Part of a data file
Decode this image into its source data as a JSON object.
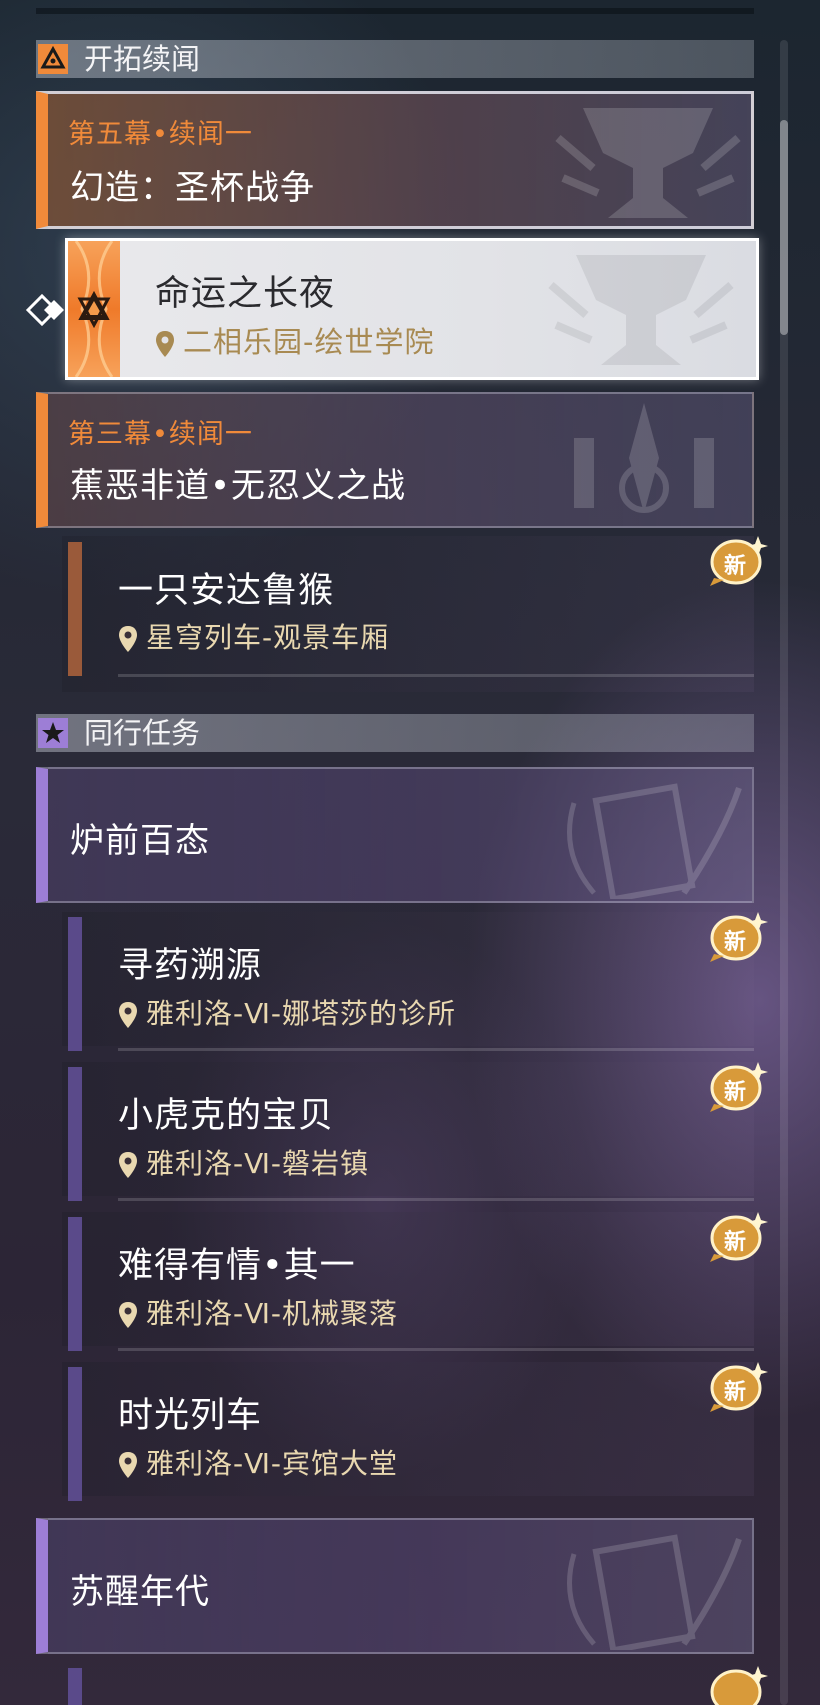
{
  "sections": [
    {
      "title": "开拓续闻",
      "icon": "trailblaze-triangle-icon",
      "color": "#f08a3a"
    },
    {
      "title": "同行任务",
      "icon": "star-icon",
      "color": "#9d7ed6"
    }
  ],
  "trailblaze": {
    "group1": {
      "episode": "第五幕•续闻一",
      "title": "幻造：圣杯战争"
    },
    "selected_quest": {
      "name": "命运之长夜",
      "location": "二相乐园-绘世学院"
    },
    "group2": {
      "episode": "第三幕•续闻一",
      "title": "蕉恶非道•无忍义之战"
    },
    "quests": [
      {
        "name": "一只安达鲁猴",
        "location": "星穹列车-观景车厢",
        "new": "新"
      }
    ]
  },
  "companion": {
    "group1": {
      "title": "炉前百态"
    },
    "quests": [
      {
        "name": "寻药溯源",
        "location": "雅利洛-Ⅵ-娜塔莎的诊所",
        "new": "新"
      },
      {
        "name": "小虎克的宝贝",
        "location": "雅利洛-Ⅵ-磐岩镇",
        "new": "新"
      },
      {
        "name": "难得有情•其一",
        "location": "雅利洛-Ⅵ-机械聚落",
        "new": "新"
      },
      {
        "name": "时光列车",
        "location": "雅利洛-Ⅵ-宾馆大堂",
        "new": "新"
      }
    ],
    "group2": {
      "title": "苏醒年代"
    }
  },
  "colors": {
    "trailblaze_accent": "#f08a3a",
    "companion_accent": "#9d7ed6",
    "location_text": "#e9d8b0",
    "new_badge": "#d89a3a"
  }
}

WRITTEN TASK
Your task is to set down the records shown above exactly, minus any pictures.

WRITTEN SOLUTION
Decode this image into its source data as a JSON object.
{
  "sections": [
    {
      "title": "开拓续闻",
      "icon": "trailblaze-triangle-icon",
      "color": "#f08a3a"
    },
    {
      "title": "同行任务",
      "icon": "star-icon",
      "color": "#9d7ed6"
    }
  ],
  "trailblaze": {
    "group1": {
      "episode": "第五幕•续闻一",
      "title": "幻造：圣杯战争"
    },
    "selected_quest": {
      "name": "命运之长夜",
      "location": "二相乐园-绘世学院"
    },
    "group2": {
      "episode": "第三幕•续闻一",
      "title": "蕉恶非道•无忍义之战"
    },
    "quests": [
      {
        "name": "一只安达鲁猴",
        "location": "星穹列车-观景车厢",
        "new": "新"
      }
    ]
  },
  "companion": {
    "group1": {
      "title": "炉前百态"
    },
    "quests": [
      {
        "name": "寻药溯源",
        "location": "雅利洛-Ⅵ-娜塔莎的诊所",
        "new": "新"
      },
      {
        "name": "小虎克的宝贝",
        "location": "雅利洛-Ⅵ-磐岩镇",
        "new": "新"
      },
      {
        "name": "难得有情•其一",
        "location": "雅利洛-Ⅵ-机械聚落",
        "new": "新"
      },
      {
        "name": "时光列车",
        "location": "雅利洛-Ⅵ-宾馆大堂",
        "new": "新"
      }
    ],
    "group2": {
      "title": "苏醒年代"
    }
  },
  "colors": {
    "trailblaze_accent": "#f08a3a",
    "companion_accent": "#9d7ed6",
    "location_text": "#e9d8b0",
    "new_badge": "#d89a3a"
  }
}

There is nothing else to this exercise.